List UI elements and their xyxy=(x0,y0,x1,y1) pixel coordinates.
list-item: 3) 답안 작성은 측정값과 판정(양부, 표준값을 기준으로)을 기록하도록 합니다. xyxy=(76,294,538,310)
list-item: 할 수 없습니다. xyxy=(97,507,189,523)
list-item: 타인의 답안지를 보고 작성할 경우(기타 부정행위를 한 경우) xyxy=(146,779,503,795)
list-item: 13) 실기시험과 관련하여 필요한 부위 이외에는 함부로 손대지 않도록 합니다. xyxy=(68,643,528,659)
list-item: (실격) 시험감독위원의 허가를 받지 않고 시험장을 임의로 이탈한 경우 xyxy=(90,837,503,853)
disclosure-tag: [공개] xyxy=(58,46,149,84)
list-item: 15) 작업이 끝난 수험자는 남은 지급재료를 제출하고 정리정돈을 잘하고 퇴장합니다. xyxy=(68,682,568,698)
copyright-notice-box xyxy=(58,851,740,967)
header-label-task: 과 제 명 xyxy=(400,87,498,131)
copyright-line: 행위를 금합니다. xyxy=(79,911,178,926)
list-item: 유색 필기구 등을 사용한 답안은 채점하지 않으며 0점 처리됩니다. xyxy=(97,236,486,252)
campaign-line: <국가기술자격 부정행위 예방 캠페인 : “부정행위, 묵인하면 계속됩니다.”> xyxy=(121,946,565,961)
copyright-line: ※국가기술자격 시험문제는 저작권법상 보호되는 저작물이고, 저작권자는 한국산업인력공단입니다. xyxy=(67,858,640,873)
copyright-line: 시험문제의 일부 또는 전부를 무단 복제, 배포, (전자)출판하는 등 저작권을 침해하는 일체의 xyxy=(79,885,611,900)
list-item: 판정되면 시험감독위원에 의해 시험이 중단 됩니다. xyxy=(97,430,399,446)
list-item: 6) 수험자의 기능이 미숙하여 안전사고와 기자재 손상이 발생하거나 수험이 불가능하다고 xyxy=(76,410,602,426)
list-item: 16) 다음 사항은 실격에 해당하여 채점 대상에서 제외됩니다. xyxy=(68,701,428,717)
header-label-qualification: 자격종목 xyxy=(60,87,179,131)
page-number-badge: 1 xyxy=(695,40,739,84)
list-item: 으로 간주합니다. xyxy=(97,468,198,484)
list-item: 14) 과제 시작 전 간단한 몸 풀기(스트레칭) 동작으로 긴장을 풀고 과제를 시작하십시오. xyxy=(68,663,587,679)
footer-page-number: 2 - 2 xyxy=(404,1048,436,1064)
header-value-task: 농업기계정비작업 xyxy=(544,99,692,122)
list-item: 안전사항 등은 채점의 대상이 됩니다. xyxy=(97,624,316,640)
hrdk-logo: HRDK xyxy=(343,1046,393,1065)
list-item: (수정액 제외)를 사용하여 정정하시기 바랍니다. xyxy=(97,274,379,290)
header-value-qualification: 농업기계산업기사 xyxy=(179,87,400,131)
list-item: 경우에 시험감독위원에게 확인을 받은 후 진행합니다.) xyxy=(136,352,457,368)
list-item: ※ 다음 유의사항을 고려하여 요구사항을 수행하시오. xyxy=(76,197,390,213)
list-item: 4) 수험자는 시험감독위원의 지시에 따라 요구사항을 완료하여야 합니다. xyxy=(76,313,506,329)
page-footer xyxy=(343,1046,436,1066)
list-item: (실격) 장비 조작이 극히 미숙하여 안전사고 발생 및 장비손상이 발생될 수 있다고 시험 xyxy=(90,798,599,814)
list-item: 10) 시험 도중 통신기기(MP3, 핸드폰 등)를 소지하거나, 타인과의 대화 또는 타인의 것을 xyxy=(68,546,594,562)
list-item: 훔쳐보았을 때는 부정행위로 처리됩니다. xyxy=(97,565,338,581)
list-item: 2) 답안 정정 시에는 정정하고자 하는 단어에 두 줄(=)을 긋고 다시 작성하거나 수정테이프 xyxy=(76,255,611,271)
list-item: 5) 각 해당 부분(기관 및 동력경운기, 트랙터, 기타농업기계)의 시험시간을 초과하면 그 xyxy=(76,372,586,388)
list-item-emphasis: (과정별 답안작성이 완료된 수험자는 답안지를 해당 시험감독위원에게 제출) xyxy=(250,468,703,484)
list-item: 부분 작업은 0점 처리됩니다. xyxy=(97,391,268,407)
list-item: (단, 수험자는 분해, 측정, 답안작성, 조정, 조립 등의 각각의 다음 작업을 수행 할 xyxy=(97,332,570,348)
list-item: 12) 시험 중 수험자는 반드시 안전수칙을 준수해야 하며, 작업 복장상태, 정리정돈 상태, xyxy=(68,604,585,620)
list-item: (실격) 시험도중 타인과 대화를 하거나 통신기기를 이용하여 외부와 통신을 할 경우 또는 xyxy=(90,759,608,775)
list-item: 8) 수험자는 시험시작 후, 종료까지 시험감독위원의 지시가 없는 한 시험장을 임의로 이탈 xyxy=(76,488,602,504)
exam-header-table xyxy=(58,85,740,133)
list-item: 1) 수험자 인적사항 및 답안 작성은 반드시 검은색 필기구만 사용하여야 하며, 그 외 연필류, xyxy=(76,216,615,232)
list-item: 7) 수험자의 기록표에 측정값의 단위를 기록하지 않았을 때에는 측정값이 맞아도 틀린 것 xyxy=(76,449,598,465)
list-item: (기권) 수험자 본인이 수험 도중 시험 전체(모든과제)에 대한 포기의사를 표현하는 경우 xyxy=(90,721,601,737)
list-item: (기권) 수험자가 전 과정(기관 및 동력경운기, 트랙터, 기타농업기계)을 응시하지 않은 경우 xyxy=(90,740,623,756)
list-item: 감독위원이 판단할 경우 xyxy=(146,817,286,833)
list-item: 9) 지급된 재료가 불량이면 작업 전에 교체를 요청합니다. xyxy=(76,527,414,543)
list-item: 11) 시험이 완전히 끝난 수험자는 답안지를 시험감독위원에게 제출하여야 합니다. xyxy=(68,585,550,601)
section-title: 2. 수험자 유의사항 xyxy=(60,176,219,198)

* * *

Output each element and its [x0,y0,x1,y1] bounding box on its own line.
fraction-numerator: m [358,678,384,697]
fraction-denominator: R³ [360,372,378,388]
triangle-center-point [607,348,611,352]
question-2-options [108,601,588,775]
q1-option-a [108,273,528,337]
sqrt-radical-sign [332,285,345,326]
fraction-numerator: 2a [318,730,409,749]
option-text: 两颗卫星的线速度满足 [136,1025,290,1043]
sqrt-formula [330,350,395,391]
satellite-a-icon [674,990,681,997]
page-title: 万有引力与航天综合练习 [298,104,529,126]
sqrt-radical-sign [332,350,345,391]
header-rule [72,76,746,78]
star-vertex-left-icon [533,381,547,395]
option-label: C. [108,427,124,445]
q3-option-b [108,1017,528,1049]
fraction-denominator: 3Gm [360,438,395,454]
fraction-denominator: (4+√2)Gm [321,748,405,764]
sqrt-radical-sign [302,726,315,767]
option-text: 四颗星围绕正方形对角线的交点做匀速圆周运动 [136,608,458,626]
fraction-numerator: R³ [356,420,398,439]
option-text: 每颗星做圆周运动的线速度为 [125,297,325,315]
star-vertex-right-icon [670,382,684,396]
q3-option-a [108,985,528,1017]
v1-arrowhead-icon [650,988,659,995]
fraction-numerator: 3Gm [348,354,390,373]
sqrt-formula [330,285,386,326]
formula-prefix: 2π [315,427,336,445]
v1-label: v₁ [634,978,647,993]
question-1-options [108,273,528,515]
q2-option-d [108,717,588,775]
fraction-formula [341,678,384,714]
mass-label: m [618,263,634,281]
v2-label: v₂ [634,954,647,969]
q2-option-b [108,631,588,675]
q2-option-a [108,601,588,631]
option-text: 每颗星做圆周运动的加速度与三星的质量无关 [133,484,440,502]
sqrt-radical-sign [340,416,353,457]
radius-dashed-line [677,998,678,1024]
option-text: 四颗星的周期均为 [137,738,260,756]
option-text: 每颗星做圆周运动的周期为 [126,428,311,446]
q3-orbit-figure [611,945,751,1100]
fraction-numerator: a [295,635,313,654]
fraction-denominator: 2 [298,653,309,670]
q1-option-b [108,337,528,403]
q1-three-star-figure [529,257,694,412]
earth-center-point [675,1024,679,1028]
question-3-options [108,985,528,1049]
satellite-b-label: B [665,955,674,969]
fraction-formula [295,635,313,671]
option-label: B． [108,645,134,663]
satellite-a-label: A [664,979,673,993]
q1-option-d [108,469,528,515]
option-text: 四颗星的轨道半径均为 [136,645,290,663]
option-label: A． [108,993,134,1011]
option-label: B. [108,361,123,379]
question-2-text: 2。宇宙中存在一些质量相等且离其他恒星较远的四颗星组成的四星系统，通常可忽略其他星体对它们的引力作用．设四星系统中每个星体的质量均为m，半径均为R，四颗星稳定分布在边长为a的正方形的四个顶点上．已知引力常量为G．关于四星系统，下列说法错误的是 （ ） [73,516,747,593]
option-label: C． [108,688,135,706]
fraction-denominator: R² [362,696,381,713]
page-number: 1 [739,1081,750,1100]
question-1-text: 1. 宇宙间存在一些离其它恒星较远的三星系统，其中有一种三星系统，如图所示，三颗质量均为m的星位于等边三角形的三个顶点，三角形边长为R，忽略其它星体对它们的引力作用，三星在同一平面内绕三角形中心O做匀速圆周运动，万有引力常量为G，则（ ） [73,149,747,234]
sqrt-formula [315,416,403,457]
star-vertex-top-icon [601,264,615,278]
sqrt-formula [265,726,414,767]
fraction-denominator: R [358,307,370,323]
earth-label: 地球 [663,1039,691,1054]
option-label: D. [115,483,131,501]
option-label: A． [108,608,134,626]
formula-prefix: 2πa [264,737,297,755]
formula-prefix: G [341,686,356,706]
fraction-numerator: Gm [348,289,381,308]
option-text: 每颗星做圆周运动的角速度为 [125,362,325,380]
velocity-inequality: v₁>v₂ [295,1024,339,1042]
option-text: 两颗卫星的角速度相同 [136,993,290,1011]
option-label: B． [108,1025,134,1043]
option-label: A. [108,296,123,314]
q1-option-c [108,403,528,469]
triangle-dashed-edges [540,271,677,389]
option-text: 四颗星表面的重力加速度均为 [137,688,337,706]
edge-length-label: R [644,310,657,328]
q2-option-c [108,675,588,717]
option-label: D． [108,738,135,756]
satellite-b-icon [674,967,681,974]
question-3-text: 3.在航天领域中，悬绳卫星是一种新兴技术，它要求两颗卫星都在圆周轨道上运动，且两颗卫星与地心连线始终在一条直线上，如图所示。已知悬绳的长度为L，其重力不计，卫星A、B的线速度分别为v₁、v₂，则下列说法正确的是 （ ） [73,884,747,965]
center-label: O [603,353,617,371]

==

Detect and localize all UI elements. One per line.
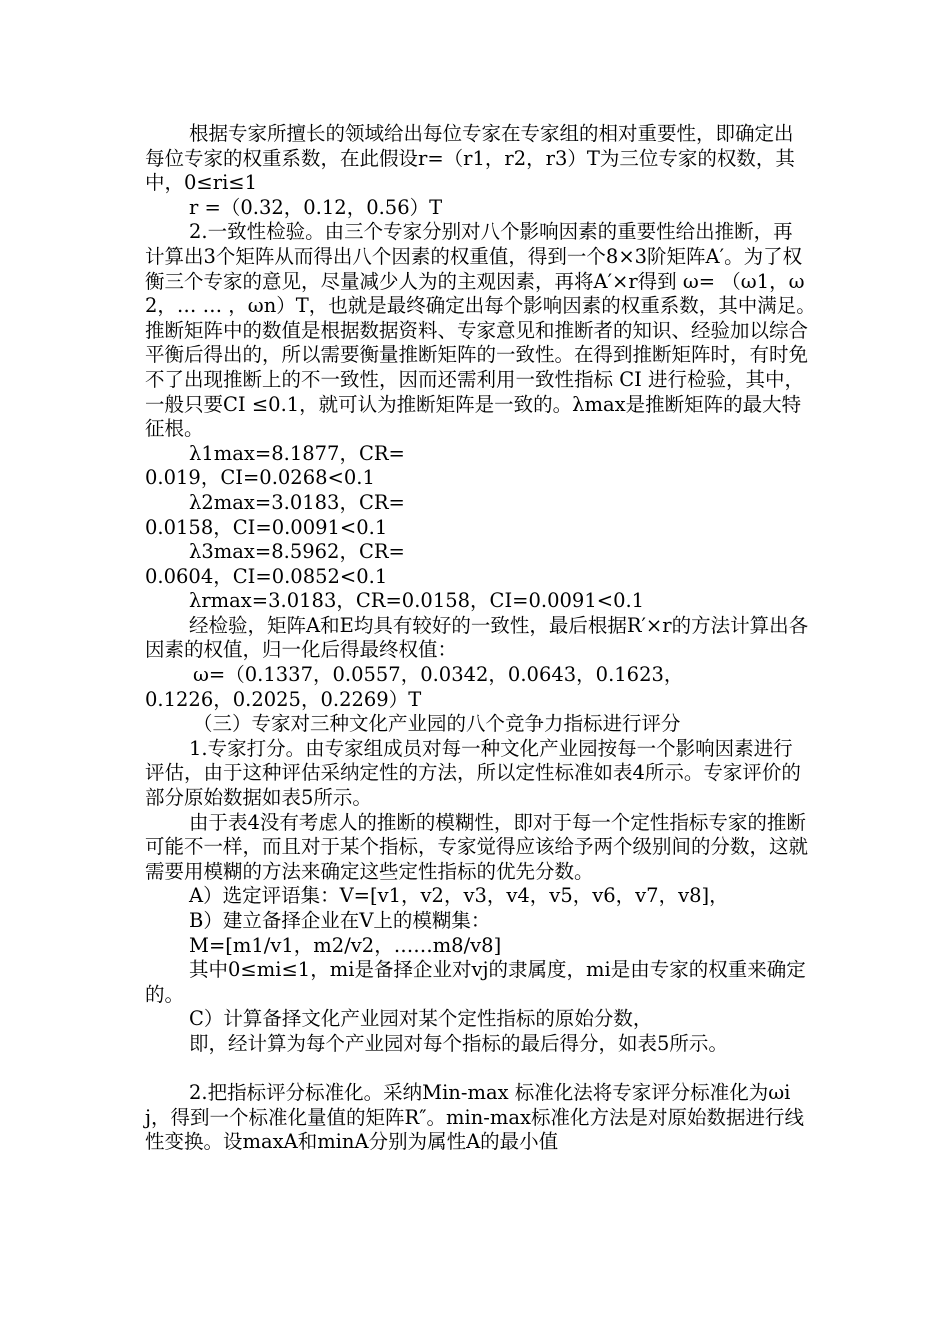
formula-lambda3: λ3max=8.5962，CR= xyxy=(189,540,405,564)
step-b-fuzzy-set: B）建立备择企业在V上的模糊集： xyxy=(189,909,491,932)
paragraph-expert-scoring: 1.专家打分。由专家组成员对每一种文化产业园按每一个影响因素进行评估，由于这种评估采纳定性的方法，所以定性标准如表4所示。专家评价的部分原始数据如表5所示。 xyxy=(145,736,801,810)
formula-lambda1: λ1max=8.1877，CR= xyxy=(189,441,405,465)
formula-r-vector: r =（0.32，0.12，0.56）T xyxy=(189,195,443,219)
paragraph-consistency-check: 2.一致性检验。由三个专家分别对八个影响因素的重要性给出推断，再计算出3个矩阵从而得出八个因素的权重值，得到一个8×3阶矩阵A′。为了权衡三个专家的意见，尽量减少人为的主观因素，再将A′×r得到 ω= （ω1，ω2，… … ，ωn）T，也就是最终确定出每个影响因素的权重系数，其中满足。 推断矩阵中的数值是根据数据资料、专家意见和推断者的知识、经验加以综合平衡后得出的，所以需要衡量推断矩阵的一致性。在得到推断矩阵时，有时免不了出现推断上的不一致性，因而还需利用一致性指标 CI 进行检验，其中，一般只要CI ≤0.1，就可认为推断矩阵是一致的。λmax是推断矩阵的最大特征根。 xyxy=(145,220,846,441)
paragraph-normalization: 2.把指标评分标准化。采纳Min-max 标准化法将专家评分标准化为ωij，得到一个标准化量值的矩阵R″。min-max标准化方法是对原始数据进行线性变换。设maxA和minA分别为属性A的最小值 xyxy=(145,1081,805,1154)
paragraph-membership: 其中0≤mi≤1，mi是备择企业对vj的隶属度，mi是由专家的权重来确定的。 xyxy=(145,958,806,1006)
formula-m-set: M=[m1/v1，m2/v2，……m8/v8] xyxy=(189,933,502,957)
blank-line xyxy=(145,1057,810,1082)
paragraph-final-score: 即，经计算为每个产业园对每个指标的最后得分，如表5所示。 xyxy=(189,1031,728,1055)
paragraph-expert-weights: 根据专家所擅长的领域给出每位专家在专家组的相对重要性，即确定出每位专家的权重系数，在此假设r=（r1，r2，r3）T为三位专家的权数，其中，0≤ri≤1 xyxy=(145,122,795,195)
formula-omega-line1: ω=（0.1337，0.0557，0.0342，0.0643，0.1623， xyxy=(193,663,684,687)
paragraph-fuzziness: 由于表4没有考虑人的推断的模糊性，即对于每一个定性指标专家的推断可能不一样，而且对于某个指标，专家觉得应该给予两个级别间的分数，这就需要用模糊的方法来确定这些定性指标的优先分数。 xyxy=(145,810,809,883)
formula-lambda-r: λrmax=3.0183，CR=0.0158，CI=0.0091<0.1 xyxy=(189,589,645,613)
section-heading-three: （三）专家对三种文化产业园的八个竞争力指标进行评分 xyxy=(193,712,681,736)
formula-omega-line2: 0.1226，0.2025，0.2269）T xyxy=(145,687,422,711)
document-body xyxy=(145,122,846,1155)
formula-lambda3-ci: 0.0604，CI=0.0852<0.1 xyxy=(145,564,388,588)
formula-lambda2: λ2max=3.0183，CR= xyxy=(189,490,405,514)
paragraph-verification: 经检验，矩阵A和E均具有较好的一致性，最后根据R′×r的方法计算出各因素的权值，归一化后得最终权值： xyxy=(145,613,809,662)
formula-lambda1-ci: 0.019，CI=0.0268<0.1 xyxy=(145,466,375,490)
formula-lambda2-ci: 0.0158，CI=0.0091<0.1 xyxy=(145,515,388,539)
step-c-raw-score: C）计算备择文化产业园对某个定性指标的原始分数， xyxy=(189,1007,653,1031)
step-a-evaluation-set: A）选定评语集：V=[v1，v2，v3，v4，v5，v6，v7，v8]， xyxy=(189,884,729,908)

### [Written request]
Quote the listing lines running from the one containing "List UI elements" through the one containing "disclosure-tag: [공개] xyxy=(58,46,149,84)", both ends included, and nothing else.

### [Solution for this task]
List UI elements and their xyxy=(x0,y0,x1,y1) pixel coordinates.
list-item: 3) 답안 작성은 측정값과 판정(양부, 표준값을 기준으로)을 기록하도록 합니다. xyxy=(76,294,538,310)
list-item: 할 수 없습니다. xyxy=(97,507,189,523)
list-item: 타인의 답안지를 보고 작성할 경우(기타 부정행위를 한 경우) xyxy=(146,779,503,795)
list-item: 13) 실기시험과 관련하여 필요한 부위 이외에는 함부로 손대지 않도록 합니다. xyxy=(68,643,528,659)
list-item: (실격) 시험감독위원의 허가를 받지 않고 시험장을 임의로 이탈한 경우 xyxy=(90,837,503,853)
disclosure-tag: [공개] xyxy=(58,46,149,84)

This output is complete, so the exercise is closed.